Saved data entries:
○ ○ ○ ○
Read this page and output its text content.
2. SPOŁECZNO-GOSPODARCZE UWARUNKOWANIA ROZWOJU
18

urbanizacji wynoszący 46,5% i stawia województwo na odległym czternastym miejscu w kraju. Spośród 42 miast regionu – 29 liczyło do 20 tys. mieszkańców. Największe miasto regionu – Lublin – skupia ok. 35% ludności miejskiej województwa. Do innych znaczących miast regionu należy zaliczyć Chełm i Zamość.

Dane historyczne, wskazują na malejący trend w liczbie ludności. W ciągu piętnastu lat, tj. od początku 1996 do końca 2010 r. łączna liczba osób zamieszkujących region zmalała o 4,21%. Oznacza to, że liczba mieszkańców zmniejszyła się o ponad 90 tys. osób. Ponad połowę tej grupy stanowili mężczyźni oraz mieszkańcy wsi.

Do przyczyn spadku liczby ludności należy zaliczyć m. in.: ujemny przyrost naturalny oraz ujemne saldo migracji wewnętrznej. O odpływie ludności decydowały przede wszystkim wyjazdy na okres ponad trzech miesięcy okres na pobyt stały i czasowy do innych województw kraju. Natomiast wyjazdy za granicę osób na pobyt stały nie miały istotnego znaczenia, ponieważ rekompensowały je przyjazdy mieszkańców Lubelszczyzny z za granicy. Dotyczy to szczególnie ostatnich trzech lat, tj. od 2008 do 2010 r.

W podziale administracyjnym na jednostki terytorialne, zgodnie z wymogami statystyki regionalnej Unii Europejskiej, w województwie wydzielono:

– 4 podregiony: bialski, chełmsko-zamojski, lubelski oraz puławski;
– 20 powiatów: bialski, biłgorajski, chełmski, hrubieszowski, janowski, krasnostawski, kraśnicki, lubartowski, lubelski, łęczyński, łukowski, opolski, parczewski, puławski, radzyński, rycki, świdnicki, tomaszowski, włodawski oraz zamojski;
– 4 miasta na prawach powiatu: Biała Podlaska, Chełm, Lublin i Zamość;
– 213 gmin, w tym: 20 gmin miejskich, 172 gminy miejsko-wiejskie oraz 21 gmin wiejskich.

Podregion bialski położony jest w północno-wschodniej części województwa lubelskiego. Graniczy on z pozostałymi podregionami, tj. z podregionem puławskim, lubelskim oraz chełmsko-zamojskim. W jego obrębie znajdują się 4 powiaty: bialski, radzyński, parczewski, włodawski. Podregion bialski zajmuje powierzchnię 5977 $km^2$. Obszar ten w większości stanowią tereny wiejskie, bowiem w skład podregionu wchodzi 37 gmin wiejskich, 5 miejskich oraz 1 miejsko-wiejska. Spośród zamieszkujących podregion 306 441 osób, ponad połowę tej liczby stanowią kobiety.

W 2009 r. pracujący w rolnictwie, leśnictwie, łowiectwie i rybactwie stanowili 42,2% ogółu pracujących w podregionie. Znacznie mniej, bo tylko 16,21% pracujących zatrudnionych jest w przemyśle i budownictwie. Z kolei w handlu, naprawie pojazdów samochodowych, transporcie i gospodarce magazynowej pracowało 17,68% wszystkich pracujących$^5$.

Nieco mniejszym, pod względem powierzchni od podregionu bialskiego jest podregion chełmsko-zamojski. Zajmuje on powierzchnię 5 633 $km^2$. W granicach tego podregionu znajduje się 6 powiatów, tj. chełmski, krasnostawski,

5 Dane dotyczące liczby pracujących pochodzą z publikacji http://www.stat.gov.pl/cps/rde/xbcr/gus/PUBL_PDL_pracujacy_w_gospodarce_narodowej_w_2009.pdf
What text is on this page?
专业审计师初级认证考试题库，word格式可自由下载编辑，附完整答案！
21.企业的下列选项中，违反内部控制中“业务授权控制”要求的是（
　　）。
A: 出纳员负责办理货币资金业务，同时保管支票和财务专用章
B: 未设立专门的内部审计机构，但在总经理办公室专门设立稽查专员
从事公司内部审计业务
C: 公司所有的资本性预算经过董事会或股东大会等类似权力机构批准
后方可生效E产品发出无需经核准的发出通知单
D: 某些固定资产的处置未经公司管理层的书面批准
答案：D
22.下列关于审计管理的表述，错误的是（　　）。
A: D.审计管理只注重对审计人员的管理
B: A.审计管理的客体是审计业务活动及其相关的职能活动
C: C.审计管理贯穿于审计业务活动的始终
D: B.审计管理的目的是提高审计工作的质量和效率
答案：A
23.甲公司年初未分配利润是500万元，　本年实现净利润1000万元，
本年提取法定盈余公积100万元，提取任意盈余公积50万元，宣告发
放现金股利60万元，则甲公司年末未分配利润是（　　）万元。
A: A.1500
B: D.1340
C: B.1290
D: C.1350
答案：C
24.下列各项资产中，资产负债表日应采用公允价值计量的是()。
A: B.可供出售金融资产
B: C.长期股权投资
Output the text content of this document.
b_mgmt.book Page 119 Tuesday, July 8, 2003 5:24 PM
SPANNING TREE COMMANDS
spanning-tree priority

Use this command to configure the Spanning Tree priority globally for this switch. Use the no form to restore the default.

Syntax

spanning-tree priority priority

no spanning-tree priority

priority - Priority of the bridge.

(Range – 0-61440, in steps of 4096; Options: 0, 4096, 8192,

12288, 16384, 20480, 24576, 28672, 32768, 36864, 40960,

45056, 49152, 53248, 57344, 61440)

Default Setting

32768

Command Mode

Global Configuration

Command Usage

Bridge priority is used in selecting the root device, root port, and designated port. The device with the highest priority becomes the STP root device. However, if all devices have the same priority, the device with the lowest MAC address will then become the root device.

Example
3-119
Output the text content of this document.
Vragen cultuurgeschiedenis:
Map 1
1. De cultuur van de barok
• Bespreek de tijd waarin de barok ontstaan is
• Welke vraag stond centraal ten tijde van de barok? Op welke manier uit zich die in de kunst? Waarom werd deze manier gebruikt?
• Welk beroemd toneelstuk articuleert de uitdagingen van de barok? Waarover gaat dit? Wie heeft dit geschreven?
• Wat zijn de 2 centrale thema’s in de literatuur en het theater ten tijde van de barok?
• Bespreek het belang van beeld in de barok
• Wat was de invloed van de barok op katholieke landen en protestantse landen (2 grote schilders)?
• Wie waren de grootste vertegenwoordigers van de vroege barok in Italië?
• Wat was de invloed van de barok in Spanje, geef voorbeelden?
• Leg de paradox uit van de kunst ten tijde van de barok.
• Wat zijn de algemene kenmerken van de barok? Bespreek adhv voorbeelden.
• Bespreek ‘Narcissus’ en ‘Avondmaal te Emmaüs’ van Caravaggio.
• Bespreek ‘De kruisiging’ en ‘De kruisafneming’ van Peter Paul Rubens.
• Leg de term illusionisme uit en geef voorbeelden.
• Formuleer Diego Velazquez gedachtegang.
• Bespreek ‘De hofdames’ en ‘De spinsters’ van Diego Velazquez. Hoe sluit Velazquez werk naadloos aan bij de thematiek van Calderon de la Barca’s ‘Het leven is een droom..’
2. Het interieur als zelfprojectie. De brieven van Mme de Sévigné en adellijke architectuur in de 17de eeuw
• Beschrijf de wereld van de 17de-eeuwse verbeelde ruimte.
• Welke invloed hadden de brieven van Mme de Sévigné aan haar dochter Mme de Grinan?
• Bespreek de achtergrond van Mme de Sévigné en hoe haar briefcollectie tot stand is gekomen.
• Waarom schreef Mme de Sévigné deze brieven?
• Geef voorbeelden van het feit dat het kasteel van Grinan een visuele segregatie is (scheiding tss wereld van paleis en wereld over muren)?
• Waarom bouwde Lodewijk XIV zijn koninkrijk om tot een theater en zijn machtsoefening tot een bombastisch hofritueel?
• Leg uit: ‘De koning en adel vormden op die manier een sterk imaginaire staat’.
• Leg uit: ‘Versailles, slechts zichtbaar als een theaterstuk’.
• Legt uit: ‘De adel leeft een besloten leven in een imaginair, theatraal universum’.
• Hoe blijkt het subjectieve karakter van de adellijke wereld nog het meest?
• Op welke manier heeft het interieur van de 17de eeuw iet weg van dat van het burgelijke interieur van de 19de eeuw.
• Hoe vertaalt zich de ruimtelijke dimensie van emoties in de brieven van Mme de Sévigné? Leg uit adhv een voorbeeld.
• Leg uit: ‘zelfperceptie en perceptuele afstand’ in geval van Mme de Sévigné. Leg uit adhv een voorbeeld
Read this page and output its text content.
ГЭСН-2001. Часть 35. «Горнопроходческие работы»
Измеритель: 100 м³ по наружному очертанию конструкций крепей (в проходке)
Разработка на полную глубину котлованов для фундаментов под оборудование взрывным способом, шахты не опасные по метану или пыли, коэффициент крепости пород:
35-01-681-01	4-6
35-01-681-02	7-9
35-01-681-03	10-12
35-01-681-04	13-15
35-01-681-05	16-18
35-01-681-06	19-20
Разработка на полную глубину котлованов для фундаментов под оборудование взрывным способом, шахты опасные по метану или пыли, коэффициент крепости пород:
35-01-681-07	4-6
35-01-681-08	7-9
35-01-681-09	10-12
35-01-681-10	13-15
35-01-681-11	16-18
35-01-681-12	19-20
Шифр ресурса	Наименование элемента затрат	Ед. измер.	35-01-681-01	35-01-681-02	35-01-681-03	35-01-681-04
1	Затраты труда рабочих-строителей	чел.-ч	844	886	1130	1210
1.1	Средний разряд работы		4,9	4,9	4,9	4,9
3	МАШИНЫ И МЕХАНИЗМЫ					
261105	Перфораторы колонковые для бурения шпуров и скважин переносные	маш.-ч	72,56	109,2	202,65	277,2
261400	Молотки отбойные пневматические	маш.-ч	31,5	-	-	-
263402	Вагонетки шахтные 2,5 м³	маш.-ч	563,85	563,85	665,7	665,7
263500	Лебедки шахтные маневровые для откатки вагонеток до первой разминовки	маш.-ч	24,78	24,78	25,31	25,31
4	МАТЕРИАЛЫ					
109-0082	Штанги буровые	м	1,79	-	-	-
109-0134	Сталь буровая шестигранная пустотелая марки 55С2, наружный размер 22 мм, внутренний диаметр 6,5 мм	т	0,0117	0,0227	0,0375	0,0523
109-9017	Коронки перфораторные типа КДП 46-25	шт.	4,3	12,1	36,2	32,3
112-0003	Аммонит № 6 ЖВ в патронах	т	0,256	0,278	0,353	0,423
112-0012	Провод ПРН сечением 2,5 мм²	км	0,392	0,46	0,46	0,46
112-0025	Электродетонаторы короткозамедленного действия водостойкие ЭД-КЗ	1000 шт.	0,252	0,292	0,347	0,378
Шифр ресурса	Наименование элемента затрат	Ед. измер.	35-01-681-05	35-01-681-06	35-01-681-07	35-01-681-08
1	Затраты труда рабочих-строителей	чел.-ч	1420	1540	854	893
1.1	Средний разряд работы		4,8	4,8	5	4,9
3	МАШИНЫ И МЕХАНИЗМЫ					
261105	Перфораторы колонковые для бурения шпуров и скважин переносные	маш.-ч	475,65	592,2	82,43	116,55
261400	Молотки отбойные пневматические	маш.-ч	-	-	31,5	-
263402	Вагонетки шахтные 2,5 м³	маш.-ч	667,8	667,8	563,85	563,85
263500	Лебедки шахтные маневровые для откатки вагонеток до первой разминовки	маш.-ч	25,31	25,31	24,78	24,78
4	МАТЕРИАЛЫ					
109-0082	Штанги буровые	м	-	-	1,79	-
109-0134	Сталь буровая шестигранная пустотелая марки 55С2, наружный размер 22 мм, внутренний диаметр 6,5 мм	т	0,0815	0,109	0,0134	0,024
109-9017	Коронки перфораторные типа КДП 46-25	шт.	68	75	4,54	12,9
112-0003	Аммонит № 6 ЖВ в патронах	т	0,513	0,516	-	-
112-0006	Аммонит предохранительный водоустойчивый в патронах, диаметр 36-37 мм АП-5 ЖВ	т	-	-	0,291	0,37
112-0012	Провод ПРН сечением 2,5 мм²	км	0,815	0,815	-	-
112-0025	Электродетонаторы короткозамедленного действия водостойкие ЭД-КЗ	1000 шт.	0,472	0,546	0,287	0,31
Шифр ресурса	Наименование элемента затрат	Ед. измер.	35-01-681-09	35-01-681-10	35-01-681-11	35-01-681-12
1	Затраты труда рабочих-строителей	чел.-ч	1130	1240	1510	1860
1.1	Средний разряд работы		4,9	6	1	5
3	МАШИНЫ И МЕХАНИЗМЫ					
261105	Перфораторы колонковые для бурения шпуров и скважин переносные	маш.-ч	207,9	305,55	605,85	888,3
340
○ ○ ○ ○
### TASK DIRECTIONS
Of the lines above, copy each that contains "Lublin".

### RESPONSE TO THE EXERCISE
urbanizacji wynoszący 46,5% i stawia województwo na odległym czternastym miejscu w kraju. Spośród 42 miast regionu – 29 liczyło do 20 tys. mieszkańców. Największe miasto regionu – Lublin – skupia ok. 35% ludności miejskiej województwa. Do innych znaczących miast regionu należy zaliczyć Chełm i Zamość.
– 4 miasta na prawach powiatu: Biała Podlaska, Chełm, Lublin i Zamość;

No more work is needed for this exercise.